## start Material provided

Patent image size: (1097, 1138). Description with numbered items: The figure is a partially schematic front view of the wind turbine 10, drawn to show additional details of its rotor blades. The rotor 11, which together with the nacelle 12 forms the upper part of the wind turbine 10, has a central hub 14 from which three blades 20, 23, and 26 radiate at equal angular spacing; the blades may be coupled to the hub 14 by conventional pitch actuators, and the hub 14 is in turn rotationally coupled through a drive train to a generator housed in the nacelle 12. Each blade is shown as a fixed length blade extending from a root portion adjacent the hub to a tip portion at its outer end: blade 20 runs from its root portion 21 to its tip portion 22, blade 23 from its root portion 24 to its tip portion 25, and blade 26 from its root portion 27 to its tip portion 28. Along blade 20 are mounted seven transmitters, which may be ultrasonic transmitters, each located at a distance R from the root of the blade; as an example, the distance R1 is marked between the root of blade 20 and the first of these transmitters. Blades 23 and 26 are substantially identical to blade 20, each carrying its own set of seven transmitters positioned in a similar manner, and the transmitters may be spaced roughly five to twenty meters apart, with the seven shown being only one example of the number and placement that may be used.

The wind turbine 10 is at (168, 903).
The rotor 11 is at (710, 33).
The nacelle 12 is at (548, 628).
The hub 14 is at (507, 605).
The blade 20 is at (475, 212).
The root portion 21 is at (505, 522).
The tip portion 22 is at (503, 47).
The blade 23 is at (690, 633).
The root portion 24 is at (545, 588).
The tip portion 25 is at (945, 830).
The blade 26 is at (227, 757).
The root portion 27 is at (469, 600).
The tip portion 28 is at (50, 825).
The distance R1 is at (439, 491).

## end Material provided

## [Goal of the exercise]
Reproduce word for word every row from the start of the rows through the line that contains "The blade 26 is at (227, 757).", including that line.

## [Finished task]
Patent image size: (1097, 1138). Description with numbered items: The figure is a partially schematic front view of the wind turbine 10, drawn to show additional details of its rotor blades. The rotor 11, which together with the nacelle 12 forms the upper part of the wind turbine 10, has a central hub 14 from which three blades 20, 23, and 26 radiate at equal angular spacing; the blades may be coupled to the hub 14 by conventional pitch actuators, and the hub 14 is in turn rotationally coupled through a drive train to a generator housed in the nacelle 12. Each blade is shown as a fixed length blade extending from a root portion adjacent the hub to a tip portion at its outer end: blade 20 runs from its root portion 21 to its tip portion 22, blade 23 from its root portion 24 to its tip portion 25, and blade 26 from its root portion 27 to its tip portion 28. Along blade 20 are mounted seven transmitters, which may be ultrasonic transmitters, each located at a distance R from the root of the blade; as an example, the distance R1 is marked between the root of blade 20 and the first of these transmitters. Blades 23 and 26 are substantially identical to blade 20, each carrying its own set of seven transmitters positioned in a similar manner, and the transmitters may be spaced roughly five to twenty meters apart, with the seven shown being only one example of the number and placement that may be used.

The wind turbine 10 is at (168, 903).
The rotor 11 is at (710, 33).
The nacelle 12 is at (548, 628).
The hub 14 is at (507, 605).
The blade 20 is at (475, 212).
The root portion 21 is at (505, 522).
The tip portion 22 is at (503, 47).
The blade 23 is at (690, 633).
The root portion 24 is at (545, 588).
The tip portion 25 is at (945, 830).
The blade 26 is at (227, 757).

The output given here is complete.